--- BEGIN ---

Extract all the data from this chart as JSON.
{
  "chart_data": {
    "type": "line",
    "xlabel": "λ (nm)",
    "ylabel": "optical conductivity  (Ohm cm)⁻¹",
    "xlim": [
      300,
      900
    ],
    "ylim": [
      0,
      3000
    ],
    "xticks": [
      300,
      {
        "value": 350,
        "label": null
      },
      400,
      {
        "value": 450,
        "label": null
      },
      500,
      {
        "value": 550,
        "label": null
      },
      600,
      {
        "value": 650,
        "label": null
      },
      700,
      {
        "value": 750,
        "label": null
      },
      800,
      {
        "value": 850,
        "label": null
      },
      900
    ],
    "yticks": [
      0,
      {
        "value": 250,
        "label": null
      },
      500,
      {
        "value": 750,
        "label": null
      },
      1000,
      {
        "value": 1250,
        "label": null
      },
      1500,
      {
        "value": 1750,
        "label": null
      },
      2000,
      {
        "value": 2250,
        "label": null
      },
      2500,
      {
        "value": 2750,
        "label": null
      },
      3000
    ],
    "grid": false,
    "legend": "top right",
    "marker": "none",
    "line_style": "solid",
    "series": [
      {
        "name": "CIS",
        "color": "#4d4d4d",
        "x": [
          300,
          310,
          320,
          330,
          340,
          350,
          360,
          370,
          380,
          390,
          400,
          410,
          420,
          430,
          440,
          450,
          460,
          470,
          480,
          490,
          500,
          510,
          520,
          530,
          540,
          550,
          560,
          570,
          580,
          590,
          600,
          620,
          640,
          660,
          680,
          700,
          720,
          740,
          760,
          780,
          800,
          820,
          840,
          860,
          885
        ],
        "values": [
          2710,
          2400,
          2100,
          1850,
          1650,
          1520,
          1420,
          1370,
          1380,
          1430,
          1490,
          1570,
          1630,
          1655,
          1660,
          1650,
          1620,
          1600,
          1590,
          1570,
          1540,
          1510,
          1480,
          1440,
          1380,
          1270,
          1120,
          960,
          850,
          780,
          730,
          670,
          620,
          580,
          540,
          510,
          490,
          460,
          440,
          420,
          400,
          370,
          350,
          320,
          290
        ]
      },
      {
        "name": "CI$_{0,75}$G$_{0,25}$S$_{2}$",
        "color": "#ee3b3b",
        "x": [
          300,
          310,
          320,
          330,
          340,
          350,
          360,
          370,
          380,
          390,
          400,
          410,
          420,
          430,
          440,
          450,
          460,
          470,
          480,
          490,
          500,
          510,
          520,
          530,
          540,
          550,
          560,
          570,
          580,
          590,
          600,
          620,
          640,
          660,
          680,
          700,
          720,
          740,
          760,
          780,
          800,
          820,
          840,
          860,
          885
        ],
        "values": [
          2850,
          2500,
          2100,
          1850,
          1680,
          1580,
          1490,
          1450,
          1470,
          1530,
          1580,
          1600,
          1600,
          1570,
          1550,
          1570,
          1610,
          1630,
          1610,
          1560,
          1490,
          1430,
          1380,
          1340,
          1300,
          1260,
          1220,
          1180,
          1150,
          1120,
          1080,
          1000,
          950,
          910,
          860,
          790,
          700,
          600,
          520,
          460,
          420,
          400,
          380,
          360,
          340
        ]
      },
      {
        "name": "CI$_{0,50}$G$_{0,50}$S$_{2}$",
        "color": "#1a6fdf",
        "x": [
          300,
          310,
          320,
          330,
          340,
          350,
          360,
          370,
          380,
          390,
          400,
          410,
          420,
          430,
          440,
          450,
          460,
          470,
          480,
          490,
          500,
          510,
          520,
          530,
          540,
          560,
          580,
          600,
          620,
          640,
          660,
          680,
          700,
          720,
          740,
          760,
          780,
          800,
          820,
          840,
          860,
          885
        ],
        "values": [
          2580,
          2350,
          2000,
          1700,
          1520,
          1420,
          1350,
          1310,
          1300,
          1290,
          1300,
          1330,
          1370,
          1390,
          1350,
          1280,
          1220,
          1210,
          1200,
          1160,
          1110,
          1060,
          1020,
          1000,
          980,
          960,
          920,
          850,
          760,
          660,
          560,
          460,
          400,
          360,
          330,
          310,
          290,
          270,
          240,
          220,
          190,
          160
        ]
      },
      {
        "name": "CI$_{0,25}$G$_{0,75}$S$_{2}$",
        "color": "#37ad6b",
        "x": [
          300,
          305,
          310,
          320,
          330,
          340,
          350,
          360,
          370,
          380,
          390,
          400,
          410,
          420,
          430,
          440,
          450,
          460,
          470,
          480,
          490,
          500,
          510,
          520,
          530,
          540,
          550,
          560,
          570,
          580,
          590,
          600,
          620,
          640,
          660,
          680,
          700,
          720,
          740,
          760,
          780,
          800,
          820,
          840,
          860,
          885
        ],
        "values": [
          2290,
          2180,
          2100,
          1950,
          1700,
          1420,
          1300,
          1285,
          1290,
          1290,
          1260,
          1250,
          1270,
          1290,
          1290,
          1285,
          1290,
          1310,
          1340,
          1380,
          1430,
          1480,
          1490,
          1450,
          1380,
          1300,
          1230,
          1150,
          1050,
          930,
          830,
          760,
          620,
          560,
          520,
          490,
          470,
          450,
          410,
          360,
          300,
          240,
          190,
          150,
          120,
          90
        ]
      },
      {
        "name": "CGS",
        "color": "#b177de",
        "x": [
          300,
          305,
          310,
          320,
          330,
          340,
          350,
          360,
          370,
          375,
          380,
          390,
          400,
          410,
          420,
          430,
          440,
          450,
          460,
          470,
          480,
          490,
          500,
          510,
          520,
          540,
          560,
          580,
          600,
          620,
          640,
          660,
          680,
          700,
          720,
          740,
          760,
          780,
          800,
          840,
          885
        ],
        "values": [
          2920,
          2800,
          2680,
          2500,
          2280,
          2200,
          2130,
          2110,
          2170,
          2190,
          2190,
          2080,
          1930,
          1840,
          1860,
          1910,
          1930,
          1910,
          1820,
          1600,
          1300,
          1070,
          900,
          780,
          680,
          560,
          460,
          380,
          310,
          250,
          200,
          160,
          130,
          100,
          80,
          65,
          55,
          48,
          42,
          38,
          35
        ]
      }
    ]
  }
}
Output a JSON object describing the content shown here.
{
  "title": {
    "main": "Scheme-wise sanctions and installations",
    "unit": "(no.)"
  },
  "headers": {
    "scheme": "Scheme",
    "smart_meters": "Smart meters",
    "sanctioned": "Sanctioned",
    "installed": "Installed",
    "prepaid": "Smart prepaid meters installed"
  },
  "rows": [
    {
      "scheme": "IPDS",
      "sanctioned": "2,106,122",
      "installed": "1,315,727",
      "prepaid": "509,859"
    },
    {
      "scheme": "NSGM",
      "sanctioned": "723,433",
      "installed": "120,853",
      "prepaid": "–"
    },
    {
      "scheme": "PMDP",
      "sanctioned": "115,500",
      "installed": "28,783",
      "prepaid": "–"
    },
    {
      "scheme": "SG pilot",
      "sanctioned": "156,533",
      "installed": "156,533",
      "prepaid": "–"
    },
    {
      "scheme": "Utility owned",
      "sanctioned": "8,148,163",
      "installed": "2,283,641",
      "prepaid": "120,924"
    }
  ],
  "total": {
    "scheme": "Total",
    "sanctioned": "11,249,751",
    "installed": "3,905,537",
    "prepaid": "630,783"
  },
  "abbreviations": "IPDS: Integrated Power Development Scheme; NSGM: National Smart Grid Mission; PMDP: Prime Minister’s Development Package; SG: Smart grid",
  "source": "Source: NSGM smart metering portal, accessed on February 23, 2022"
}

--- END ---

* Exercise details
Restate the listing above word for word.

* Response to this task
Extract all the data from this chart as JSON.
{
  "chart_data": {
    "type": "line",
    "xlabel": "λ (nm)",
    "ylabel": "optical conductivity  (Ohm cm)⁻¹",
    "xlim": [
      300,
      900
    ],
    "ylim": [
      0,
      3000
    ],
    "xticks": [
      300,
      {
        "value": 350,
        "label": null
      },
      400,
      {
        "value": 450,
        "label": null
      },
      500,
      {
        "value": 550,
        "label": null
      },
      600,
      {
        "value": 650,
        "label": null
      },
      700,
      {
        "value": 750,
        "label": null
      },
      800,
      {
        "value": 850,
        "label": null
      },
      900
    ],
    "yticks": [
      0,
      {
        "value": 250,
        "label": null
      },
      500,
      {
        "value": 750,
        "label": null
      },
      1000,
      {
        "value": 1250,
        "label": null
      },
      1500,
      {
        "value": 1750,
        "label": null
      },
      2000,
      {
        "value": 2250,
        "label": null
      },
      2500,
      {
        "value": 2750,
        "label": null
      },
      3000
    ],
    "grid": false,
    "legend": "top right",
    "marker": "none",
    "line_style": "solid",
    "series": [
      {
        "name": "CIS",
        "color": "#4d4d4d",
        "x": [
          300,
          310,
          320,
          330,
          340,
          350,
          360,
          370,
          380,
          390,
          400,
          410,
          420,
          430,
          440,
          450,
          460,
          470,
          480,
          490,
          500,
          510,
          520,
          530,
          540,
          550,
          560,
          570,
          580,
          590,
          600,
          620,
          640,
          660,
          680,
          700,
          720,
          740,
          760,
          780,
          800,
          820,
          840,
          860,
          885
        ],
        "values": [
          2710,
          2400,
          2100,
          1850,
          1650,
          1520,
          1420,
          1370,
          1380,
          1430,
          1490,
          1570,
          1630,
          1655,
          1660,
          1650,
          1620,
          1600,
          1590,
          1570,
          1540,
          1510,
          1480,
          1440,
          1380,
          1270,
          1120,
          960,
          850,
          780,
          730,
          670,
          620,
          580,
          540,
          510,
          490,
          460,
          440,
          420,
          400,
          370,
          350,
          320,
          290
        ]
      },
      {
        "name": "CI$_{0,75}$G$_{0,25}$S$_{2}$",
        "color": "#ee3b3b",
        "x": [
          300,
          310,
          320,
          330,
          340,
          350,
          360,
          370,
          380,
          390,
          400,
          410,
          420,
          430,
          440,
          450,
          460,
          470,
          480,
          490,
          500,
          510,
          520,
          530,
          540,
          550,
          560,
          570,
          580,
          590,
          600,
          620,
          640,
          660,
          680,
          700,
          720,
          740,
          760,
          780,
          800,
          820,
          840,
          860,
          885
        ],
        "values": [
          2850,
          2500,
          2100,
          1850,
          1680,
          1580,
          1490,
          1450,
          1470,
          1530,
          1580,
          1600,
          1600,
          1570,
          1550,
          1570,
          1610,
          1630,
          1610,
          1560,
          1490,
          1430,
          1380,
          1340,
          1300,
          1260,
          1220,
          1180,
          1150,
          1120,
          1080,
          1000,
          950,
          910,
          860,
          790,
          700,
          600,
          520,
          460,
          420,
          400,
          380,
          360,
          340
        ]
      },
      {
        "name": "CI$_{0,50}$G$_{0,50}$S$_{2}$",
        "color": "#1a6fdf",
        "x": [
          300,
          310,
          320,
          330,
          340,
          350,
          360,
          370,
          380,
          390,
          400,
          410,
          420,
          430,
          440,
          450,
          460,
          470,
          480,
          490,
          500,
          510,
          520,
          530,
          540,
          560,
          580,
          600,
          620,
          640,
          660,
          680,
          700,
          720,
          740,
          760,
          780,
          800,
          820,
          840,
          860,
          885
        ],
        "values": [
          2580,
          2350,
          2000,
          1700,
          1520,
          1420,
          1350,
          1310,
          1300,
          1290,
          1300,
          1330,
          1370,
          1390,
          1350,
          1280,
          1220,
          1210,
          1200,
          1160,
          1110,
          1060,
          1020,
          1000,
          980,
          960,
          920,
          850,
          760,
          660,
          560,
          460,
          400,
          360,
          330,
          310,
          290,
          270,
          240,
          220,
          190,
          160
        ]
      },
      {
        "name": "CI$_{0,25}$G$_{0,75}$S$_{2}$",
        "color": "#37ad6b",
        "x": [
          300,
          305,
          310,
          320,
          330,
          340,
          350,
          360,
          370,
          380,
          390,
          400,
          410,
          420,
          430,
          440,
          450,
          460,
          470,
          480,
          490,
          500,
          510,
          520,
          530,
          540,
          550,
          560,
          570,
          580,
          590,
          600,
          620,
          640,
          660,
          680,
          700,
          720,
          740,
          760,
          780,
          800,
          820,
          840,
          860,
          885
        ],
        "values": [
          2290,
          2180,
          2100,
          1950,
          1700,
          1420,
          1300,
          1285,
          1290,
          1290,
          1260,
          1250,
          1270,
          1290,
          1290,
          1285,
          1290,
          1310,
          1340,
          1380,
          1430,
          1480,
          1490,
          1450,
          1380,
          1300,
          1230,
          1150,
          1050,
          930,
          830,
          760,
          620,
          560,
          520,
          490,
          470,
          450,
          410,
          360,
          300,
          240,
          190,
          150,
          120,
          90
        ]
      },
      {
        "name": "CGS",
        "color": "#b177de",
        "x": [
          300,
          305,
          310,
          320,
          330,
          340,
          350,
          360,
          370,
          375,
          380,
          390,
          400,
          410,
          420,
          430,
          440,
          450,
          460,
          470,
          480,
          490,
          500,
          510,
          520,
          540,
          560,
          580,
          600,
          620,
          640,
          660,
          680,
          700,
          720,
          740,
          760,
          780,
          800,
          840,
          885
        ],
        "values": [
          2920,
          2800,
          2680,
          2500,
          2280,
          2200,
          2130,
          2110,
          2170,
          2190,
          2190,
          2080,
          1930,
          1840,
          1860,
          1910,
          1930,
          1910,
          1820,
          1600,
          1300,
          1070,
          900,
          780,
          680,
          560,
          460,
          380,
          310,
          250,
          200,
          160,
          130,
          100,
          80,
          65,
          55,
          48,
          42,
          38,
          35
        ]
      }
    ]
  }
}
Output a JSON object describing the content shown here.
{
  "title": {
    "main": "Scheme-wise sanctions and installations",
    "unit": "(no.)"
  },
  "headers": {
    "scheme": "Scheme",
    "smart_meters": "Smart meters",
    "sanctioned": "Sanctioned",
    "installed": "Installed",
    "prepaid": "Smart prepaid meters installed"
  },
  "rows": [
    {
      "scheme": "IPDS",
      "sanctioned": "2,106,122",
      "installed": "1,315,727",
      "prepaid": "509,859"
    },
    {
      "scheme": "NSGM",
      "sanctioned": "723,433",
      "installed": "120,853",
      "prepaid": "–"
    },
    {
      "scheme": "PMDP",
      "sanctioned": "115,500",
      "installed": "28,783",
      "prepaid": "–"
    },
    {
      "scheme": "SG pilot",
      "sanctioned": "156,533",
      "installed": "156,533",
      "prepaid": "–"
    },
    {
      "scheme": "Utility owned",
      "sanctioned": "8,148,163",
      "installed": "2,283,641",
      "prepaid": "120,924"
    }
  ],
  "total": {
    "scheme": "Total",
    "sanctioned": "11,249,751",
    "installed": "3,905,537",
    "prepaid": "630,783"
  },
  "abbreviations": "IPDS: Integrated Power Development Scheme; NSGM: National Smart Grid Mission; PMDP: Prime Minister’s Development Package; SG: Smart grid",
  "source": "Source: NSGM smart metering portal, accessed on February 23, 2022"
}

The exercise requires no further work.